Task instructions »
Only lines holding the word "Cumulative" should be copied from the material.

Provided entries »
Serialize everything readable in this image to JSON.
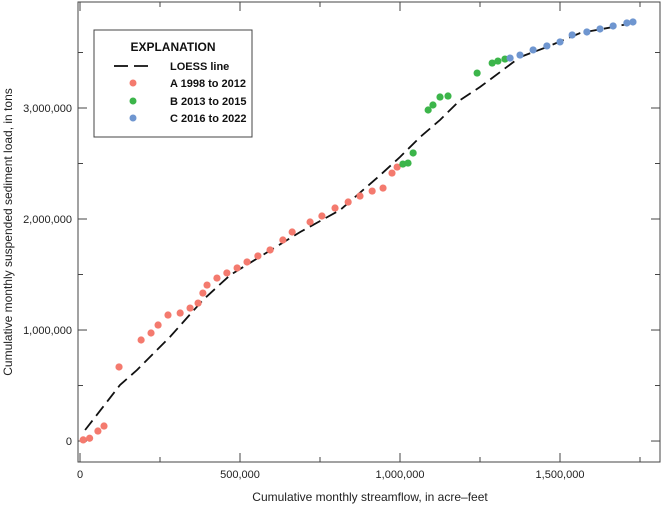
{
  "chart_data": {
    "type": "scatter",
    "title": "",
    "xlabel": "Cumulative monthly streamflow, in acre–feet",
    "ylabel": "Cumulative monthly suspended sediment load, in tons",
    "xlim": [
      -6250,
      1812500
    ],
    "ylim": [
      -189000,
      3955000
    ],
    "grid": false,
    "legend_placement": "top-left",
    "legend_title": "EXPLANATION",
    "x_ticks": [
      0,
      500000,
      1000000,
      1500000
    ],
    "x_tick_labels": [
      "0",
      "500,000",
      "1,000,000",
      "1,500,000"
    ],
    "x_minor_ticks": [
      250000,
      750000,
      1250000,
      1750000
    ],
    "y_ticks": [
      0,
      1000000,
      2000000,
      3000000
    ],
    "y_tick_labels": [
      "0",
      "1,000,000",
      "2,000,000",
      "3,000,000"
    ],
    "y_minor_ticks": [
      500000,
      1500000,
      2500000,
      3500000
    ],
    "loess": {
      "name": "LOESS line",
      "color": "#111111",
      "points": [
        [
          16000,
          99000
        ],
        [
          125000,
          505000
        ],
        [
          178000,
          640000
        ],
        [
          281000,
          937000
        ],
        [
          384000,
          1270000
        ],
        [
          469000,
          1495000
        ],
        [
          688000,
          1883000
        ],
        [
          813000,
          2081000
        ],
        [
          938000,
          2396000
        ],
        [
          1000000,
          2559000
        ],
        [
          1063000,
          2739000
        ],
        [
          1125000,
          2892000
        ],
        [
          1188000,
          3072000
        ],
        [
          1250000,
          3189000
        ],
        [
          1313000,
          3324000
        ],
        [
          1375000,
          3459000
        ],
        [
          1459000,
          3550000
        ],
        [
          1563000,
          3676000
        ],
        [
          1666000,
          3730000
        ],
        [
          1728000,
          3766000
        ]
      ]
    },
    "series": [
      {
        "name": "A 1998 to 2012",
        "color": "#f47a6e",
        "points": [
          [
            10000,
            10000
          ],
          [
            30000,
            25000
          ],
          [
            56000,
            90000
          ],
          [
            75000,
            135000
          ],
          [
            122000,
            667000
          ],
          [
            191000,
            910000
          ],
          [
            222000,
            973000
          ],
          [
            244000,
            1045000
          ],
          [
            275000,
            1135000
          ],
          [
            313000,
            1153000
          ],
          [
            344000,
            1198000
          ],
          [
            369000,
            1243000
          ],
          [
            384000,
            1333000
          ],
          [
            397000,
            1405000
          ],
          [
            428000,
            1468000
          ],
          [
            459000,
            1514000
          ],
          [
            491000,
            1559000
          ],
          [
            522000,
            1613000
          ],
          [
            556000,
            1667000
          ],
          [
            594000,
            1721000
          ],
          [
            634000,
            1811000
          ],
          [
            663000,
            1883000
          ],
          [
            719000,
            1973000
          ],
          [
            756000,
            2027000
          ],
          [
            797000,
            2099000
          ],
          [
            838000,
            2153000
          ],
          [
            875000,
            2207000
          ],
          [
            913000,
            2252000
          ],
          [
            947000,
            2279000
          ],
          [
            975000,
            2414000
          ],
          [
            991000,
            2468000
          ]
        ]
      },
      {
        "name": "B 2013 to 2015",
        "color": "#3cb54a",
        "points": [
          [
            1009000,
            2495000
          ],
          [
            1025000,
            2504000
          ],
          [
            1041000,
            2595000
          ],
          [
            1088000,
            2982000
          ],
          [
            1103000,
            3027000
          ],
          [
            1125000,
            3099000
          ],
          [
            1150000,
            3108000
          ],
          [
            1241000,
            3315000
          ],
          [
            1288000,
            3405000
          ],
          [
            1306000,
            3423000
          ],
          [
            1328000,
            3441000
          ]
        ]
      },
      {
        "name": "C 2016 to 2022",
        "color": "#6f96d0",
        "points": [
          [
            1344000,
            3450000
          ],
          [
            1375000,
            3477000
          ],
          [
            1416000,
            3523000
          ],
          [
            1459000,
            3559000
          ],
          [
            1500000,
            3595000
          ],
          [
            1538000,
            3658000
          ],
          [
            1584000,
            3685000
          ],
          [
            1625000,
            3712000
          ],
          [
            1666000,
            3739000
          ],
          [
            1709000,
            3766000
          ],
          [
            1728000,
            3775000
          ]
        ]
      }
    ]
  }
}
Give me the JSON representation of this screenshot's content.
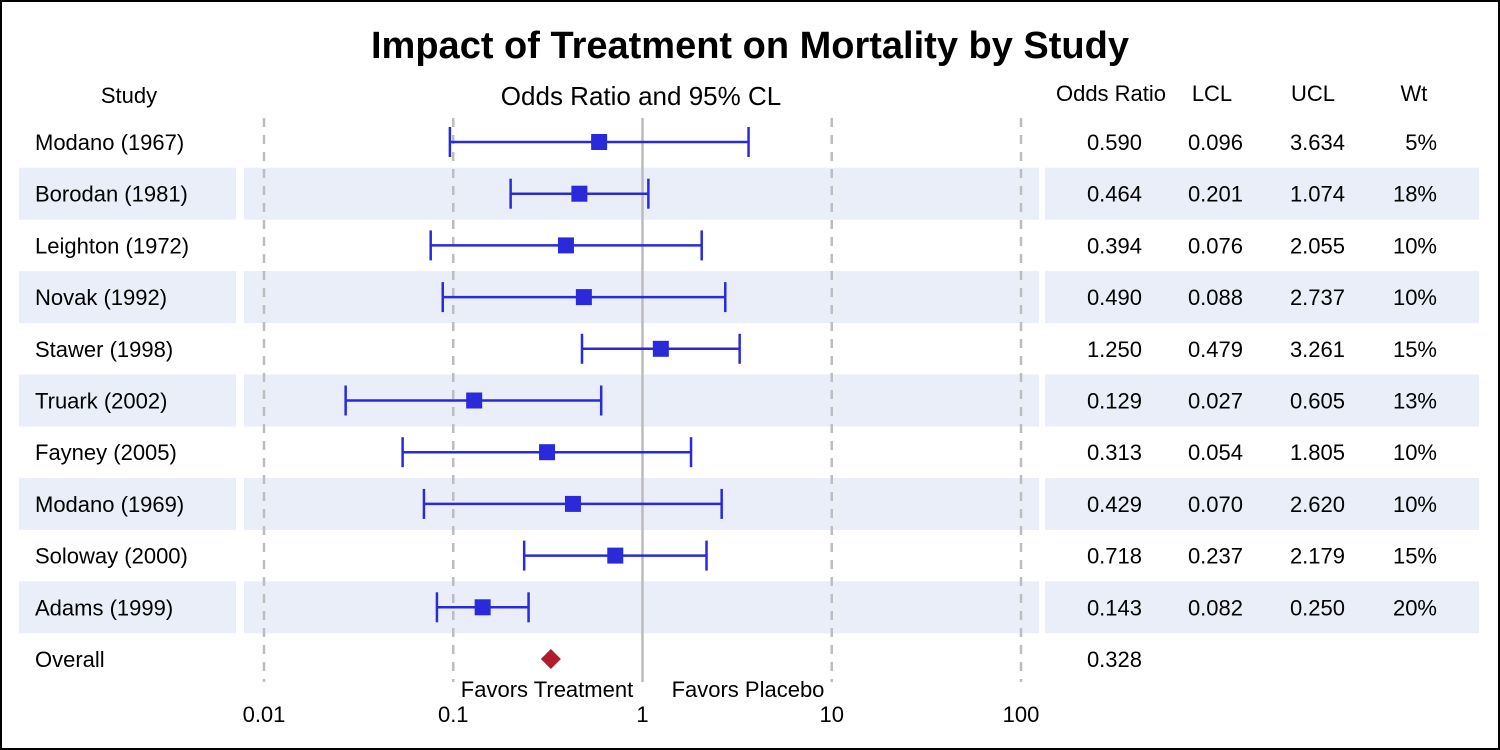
{
  "colors": {
    "marker": "#2a2adb",
    "overall_marker": "#b01c2e",
    "band": "#e9eef8",
    "refline": "#bbbbbb",
    "gridline": "#bdbdbd"
  },
  "chart_data": {
    "type": "scatter",
    "subtype": "forest-plot",
    "title": "Impact of Treatment on Mortality by Study",
    "plot_title": "Odds Ratio and 95% CL",
    "x_scale": "log",
    "xlim": [
      0.01,
      100
    ],
    "x_ticks": [
      0.01,
      0.1,
      1,
      10,
      100
    ],
    "x_tick_labels": [
      "0.01",
      "0.1",
      "1",
      "10",
      "100"
    ],
    "reference_line": 1,
    "grid": "vertical dashed at decades",
    "annotations": {
      "left": "Favors Treatment",
      "right": "Favors Placebo"
    },
    "columns": {
      "study": "Study",
      "or": "Odds Ratio",
      "lcl": "LCL",
      "ucl": "UCL",
      "wt": "Wt"
    },
    "studies": [
      {
        "name": "Modano  (1967)",
        "or": 0.59,
        "lcl": 0.096,
        "ucl": 3.634,
        "or_label": "0.590",
        "lcl_label": "0.096",
        "ucl_label": "3.634",
        "wt": "5%"
      },
      {
        "name": "Borodan (1981)",
        "or": 0.464,
        "lcl": 0.201,
        "ucl": 1.074,
        "or_label": "0.464",
        "lcl_label": "0.201",
        "ucl_label": "1.074",
        "wt": "18%"
      },
      {
        "name": "Leighton (1972)",
        "or": 0.394,
        "lcl": 0.076,
        "ucl": 2.055,
        "or_label": "0.394",
        "lcl_label": "0.076",
        "ucl_label": "2.055",
        "wt": "10%"
      },
      {
        "name": "Novak   (1992)",
        "or": 0.49,
        "lcl": 0.088,
        "ucl": 2.737,
        "or_label": "0.490",
        "lcl_label": "0.088",
        "ucl_label": "2.737",
        "wt": "10%"
      },
      {
        "name": "Stawer  (1998)",
        "or": 1.25,
        "lcl": 0.479,
        "ucl": 3.261,
        "or_label": "1.250",
        "lcl_label": "0.479",
        "ucl_label": "3.261",
        "wt": "15%"
      },
      {
        "name": "Truark   (2002)",
        "or": 0.129,
        "lcl": 0.027,
        "ucl": 0.605,
        "or_label": "0.129",
        "lcl_label": "0.027",
        "ucl_label": "0.605",
        "wt": "13%"
      },
      {
        "name": "Fayney   (2005)",
        "or": 0.313,
        "lcl": 0.054,
        "ucl": 1.805,
        "or_label": "0.313",
        "lcl_label": "0.054",
        "ucl_label": "1.805",
        "wt": "10%"
      },
      {
        "name": "Modano  (1969)",
        "or": 0.429,
        "lcl": 0.07,
        "ucl": 2.62,
        "or_label": "0.429",
        "lcl_label": "0.070",
        "ucl_label": "2.620",
        "wt": "10%"
      },
      {
        "name": "Soloway (2000)",
        "or": 0.718,
        "lcl": 0.237,
        "ucl": 2.179,
        "or_label": "0.718",
        "lcl_label": "0.237",
        "ucl_label": "2.179",
        "wt": "15%"
      },
      {
        "name": "Adams   (1999)",
        "or": 0.143,
        "lcl": 0.082,
        "ucl": 0.25,
        "or_label": "0.143",
        "lcl_label": "0.082",
        "ucl_label": "0.250",
        "wt": "20%"
      }
    ],
    "overall": {
      "name": "Overall",
      "or": 0.328,
      "or_label": "0.328"
    }
  }
}
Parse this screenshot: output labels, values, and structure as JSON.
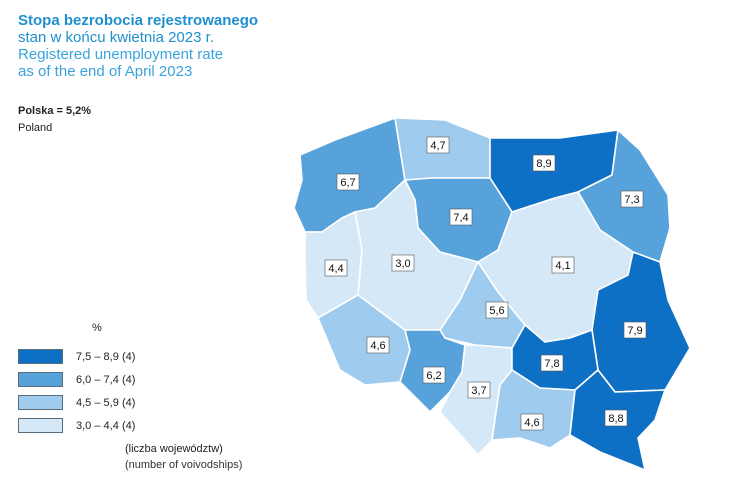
{
  "title": {
    "line1": "Stopa bezrobocia rejestrowanego",
    "line2": "stan w końcu kwietnia 2023 r.",
    "line3": "Registered unemployment rate",
    "line4": "as of the end of April 2023"
  },
  "national": {
    "label": "Polska = 5,2%",
    "label_en": "Poland"
  },
  "legend": {
    "unit": "%",
    "items": [
      {
        "range": "7,5 – 8,9",
        "count": "(4)",
        "color": "#0e70c4"
      },
      {
        "range": "6,0 – 7,4",
        "count": "(4)",
        "color": "#58a2dc"
      },
      {
        "range": "4,5 – 5,9",
        "count": "(4)",
        "color": "#9ecbee"
      },
      {
        "range": "3,0 – 4,4",
        "count": "(4)",
        "color": "#d4e8f8"
      }
    ],
    "note_pl": "(liczba województw)",
    "note_en": "(number of voivodships)"
  },
  "regions": [
    {
      "id": "zachodniopomorskie",
      "value": "6,7",
      "color": "#58a2dc"
    },
    {
      "id": "pomorskie",
      "value": "4,7",
      "color": "#9ecbee"
    },
    {
      "id": "warminsko-mazurskie",
      "value": "8,9",
      "color": "#0e70c4"
    },
    {
      "id": "podlaskie",
      "value": "7,3",
      "color": "#58a2dc"
    },
    {
      "id": "kujawsko-pomorskie",
      "value": "7,4",
      "color": "#58a2dc"
    },
    {
      "id": "lubuskie",
      "value": "4,4",
      "color": "#d4e8f8"
    },
    {
      "id": "wielkopolskie",
      "value": "3,0",
      "color": "#d4e8f8"
    },
    {
      "id": "mazowieckie",
      "value": "4,1",
      "color": "#d4e8f8"
    },
    {
      "id": "lodzkie",
      "value": "5,6",
      "color": "#9ecbee"
    },
    {
      "id": "lubelskie",
      "value": "7,9",
      "color": "#0e70c4"
    },
    {
      "id": "dolnoslaskie",
      "value": "4,6",
      "color": "#9ecbee"
    },
    {
      "id": "opolskie",
      "value": "6,2",
      "color": "#58a2dc"
    },
    {
      "id": "slaskie",
      "value": "3,7",
      "color": "#d4e8f8"
    },
    {
      "id": "swietokrzyskie",
      "value": "7,8",
      "color": "#0e70c4"
    },
    {
      "id": "malopolskie",
      "value": "4,6",
      "color": "#9ecbee"
    },
    {
      "id": "podkarpackie",
      "value": "8,8",
      "color": "#0e70c4"
    }
  ]
}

Result for this task »
    "xlabel": "Cumulative monthly streamflow, in acre–feet",
    "ylabel": "Cumulative monthly suspended sediment load, in tons",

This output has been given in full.